## [Problema breve 1]
Responde estas preguntas con datos del texto sobre la política de los consensos en Chile.
(a) ¿A qué sector sirvió la política de los consensos aplicada en los 90?
(b) ¿Con qué décadas se comparan los años 90?
(c) ¿Entre qué años se sitúa el período que podría calificarse como una victoria de quienes defendían los grandes acuerdos?
## [Problema breve 2]
Pasa al inglés esta oración del texto sobre la política de los consensos en Chile: "Fue en los plácidos años 90 cuando en Chile triunfaron criterios y actitudes como el consenso y los acuerdos."

## [Pasaje citado]
La política de los consensos, aplicada en los 90, sirvió al ala más dura de la Concertación para adormecer al adversario, quitarle espacios y hasta su capacidad de lucha.

 

Fue en los plácidos años 90 cuando en Chile triunfaron criterios y actitudes como el consenso y los acuerdos. ¿Plácidos? Pero si hubo muchos enfrentamientos y conflictos, argumentaría un recién llegado a la escena nacional. Es cierto: uno que otro hubo, pero nada que se pueda comparar con las convulsionadas décadas de los 60, 70 y 80. Mirados en ese contraste, los años que corren de 1990 hasta 2007, podrían ser calificados como un período en el que se apuntaron una victoria grande quienes sostenían que se podían lograr los grandes acuerdos económicos y políticos.

## [Datos proporcionados]
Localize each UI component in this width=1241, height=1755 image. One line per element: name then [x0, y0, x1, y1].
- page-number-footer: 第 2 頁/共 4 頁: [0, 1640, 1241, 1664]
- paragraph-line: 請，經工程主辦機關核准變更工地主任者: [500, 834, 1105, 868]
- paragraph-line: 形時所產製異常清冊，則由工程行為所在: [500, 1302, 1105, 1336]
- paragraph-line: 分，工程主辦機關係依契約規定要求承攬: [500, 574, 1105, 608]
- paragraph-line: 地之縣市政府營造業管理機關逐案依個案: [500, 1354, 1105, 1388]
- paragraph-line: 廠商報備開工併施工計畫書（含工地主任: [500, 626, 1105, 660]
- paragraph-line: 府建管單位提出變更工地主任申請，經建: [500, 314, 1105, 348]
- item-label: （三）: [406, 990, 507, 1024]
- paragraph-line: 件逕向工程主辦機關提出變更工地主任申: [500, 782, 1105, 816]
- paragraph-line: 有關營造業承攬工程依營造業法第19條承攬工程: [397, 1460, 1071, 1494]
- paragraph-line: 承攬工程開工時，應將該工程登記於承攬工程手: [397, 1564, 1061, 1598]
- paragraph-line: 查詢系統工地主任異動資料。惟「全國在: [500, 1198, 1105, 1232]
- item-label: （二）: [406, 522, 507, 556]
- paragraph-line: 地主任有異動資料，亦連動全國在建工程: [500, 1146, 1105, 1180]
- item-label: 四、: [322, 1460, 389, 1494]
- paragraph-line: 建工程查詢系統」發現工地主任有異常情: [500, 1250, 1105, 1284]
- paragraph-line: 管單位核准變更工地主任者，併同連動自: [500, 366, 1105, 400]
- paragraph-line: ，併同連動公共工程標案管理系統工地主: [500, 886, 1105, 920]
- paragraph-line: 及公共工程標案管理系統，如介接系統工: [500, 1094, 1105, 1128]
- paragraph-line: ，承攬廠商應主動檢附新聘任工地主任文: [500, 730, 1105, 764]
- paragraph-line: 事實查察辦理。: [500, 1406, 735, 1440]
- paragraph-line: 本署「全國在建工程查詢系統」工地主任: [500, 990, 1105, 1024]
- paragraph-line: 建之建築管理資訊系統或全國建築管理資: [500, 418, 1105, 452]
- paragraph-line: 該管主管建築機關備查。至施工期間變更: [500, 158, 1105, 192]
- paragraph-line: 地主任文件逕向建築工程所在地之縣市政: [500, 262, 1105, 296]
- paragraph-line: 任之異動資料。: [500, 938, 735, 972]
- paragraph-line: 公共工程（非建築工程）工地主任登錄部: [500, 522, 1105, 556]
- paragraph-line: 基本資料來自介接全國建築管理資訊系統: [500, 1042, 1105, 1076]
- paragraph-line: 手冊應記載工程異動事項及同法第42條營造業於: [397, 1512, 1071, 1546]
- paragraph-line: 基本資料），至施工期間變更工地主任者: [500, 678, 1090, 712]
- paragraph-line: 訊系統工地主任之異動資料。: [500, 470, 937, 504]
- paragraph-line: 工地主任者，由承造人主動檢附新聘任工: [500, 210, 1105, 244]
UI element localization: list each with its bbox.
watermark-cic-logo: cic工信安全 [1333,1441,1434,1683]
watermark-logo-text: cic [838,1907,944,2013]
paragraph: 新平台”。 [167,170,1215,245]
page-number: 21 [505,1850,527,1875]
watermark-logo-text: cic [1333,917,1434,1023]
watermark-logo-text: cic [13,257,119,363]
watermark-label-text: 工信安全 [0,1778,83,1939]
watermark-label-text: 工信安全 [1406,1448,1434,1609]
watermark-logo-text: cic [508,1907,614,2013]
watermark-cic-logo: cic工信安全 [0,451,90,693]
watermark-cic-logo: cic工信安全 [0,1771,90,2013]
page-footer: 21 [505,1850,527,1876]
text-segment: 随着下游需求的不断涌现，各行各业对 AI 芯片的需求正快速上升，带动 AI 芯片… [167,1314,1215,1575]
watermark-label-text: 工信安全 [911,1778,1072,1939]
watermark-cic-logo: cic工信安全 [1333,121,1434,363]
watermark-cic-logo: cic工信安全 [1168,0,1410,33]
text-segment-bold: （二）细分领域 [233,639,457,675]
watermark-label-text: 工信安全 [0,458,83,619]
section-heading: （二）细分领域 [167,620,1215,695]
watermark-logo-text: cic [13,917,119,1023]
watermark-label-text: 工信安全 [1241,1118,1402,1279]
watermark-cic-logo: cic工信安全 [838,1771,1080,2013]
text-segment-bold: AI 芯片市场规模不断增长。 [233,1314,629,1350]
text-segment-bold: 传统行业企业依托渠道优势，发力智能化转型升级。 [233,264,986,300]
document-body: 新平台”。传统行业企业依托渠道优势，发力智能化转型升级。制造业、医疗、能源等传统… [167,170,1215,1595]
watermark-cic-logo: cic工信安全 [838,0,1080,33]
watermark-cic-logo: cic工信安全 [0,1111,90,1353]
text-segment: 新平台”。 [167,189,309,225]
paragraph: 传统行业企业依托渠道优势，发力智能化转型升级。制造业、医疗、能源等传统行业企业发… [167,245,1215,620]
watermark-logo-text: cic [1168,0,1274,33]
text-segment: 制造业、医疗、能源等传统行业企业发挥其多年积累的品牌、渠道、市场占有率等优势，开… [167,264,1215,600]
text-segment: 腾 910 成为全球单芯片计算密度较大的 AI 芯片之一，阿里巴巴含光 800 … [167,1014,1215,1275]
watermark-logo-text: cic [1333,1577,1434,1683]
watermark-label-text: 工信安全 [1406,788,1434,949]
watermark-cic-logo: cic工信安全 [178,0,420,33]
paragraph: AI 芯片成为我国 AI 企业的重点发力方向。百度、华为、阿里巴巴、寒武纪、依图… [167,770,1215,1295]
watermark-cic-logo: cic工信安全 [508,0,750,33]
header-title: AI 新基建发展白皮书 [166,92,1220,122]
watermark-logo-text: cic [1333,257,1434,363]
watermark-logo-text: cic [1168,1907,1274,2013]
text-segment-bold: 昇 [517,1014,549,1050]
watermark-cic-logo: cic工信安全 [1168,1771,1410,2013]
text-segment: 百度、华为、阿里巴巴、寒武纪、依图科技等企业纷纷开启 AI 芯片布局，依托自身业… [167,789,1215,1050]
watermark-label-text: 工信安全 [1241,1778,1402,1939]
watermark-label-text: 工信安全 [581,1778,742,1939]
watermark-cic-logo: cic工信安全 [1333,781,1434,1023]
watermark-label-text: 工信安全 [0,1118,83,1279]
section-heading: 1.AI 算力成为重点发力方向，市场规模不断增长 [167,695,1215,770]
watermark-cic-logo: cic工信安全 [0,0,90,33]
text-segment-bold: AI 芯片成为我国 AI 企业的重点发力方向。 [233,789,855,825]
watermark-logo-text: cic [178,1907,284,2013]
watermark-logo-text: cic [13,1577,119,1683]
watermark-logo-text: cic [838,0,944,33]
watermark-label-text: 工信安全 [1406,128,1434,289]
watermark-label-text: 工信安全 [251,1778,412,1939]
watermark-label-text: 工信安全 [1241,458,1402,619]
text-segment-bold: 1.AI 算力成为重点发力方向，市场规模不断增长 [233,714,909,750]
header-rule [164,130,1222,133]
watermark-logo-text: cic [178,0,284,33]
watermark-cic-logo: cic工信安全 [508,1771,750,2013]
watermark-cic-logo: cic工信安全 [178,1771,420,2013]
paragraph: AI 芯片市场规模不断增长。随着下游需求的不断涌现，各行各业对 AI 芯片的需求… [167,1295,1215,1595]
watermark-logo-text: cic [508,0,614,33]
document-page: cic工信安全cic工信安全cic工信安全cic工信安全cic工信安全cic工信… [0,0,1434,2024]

## [Respuesta 1]
(a) Al ala más dura de la Concertación.
(b) Con las décadas de los 60, 70 y 80.
(c) Entre 1990 y 2007.

## [Respuesta 2]
It was in the placid 1990s that criteria and attitudes such as consensus and agreements triumphed in Chile.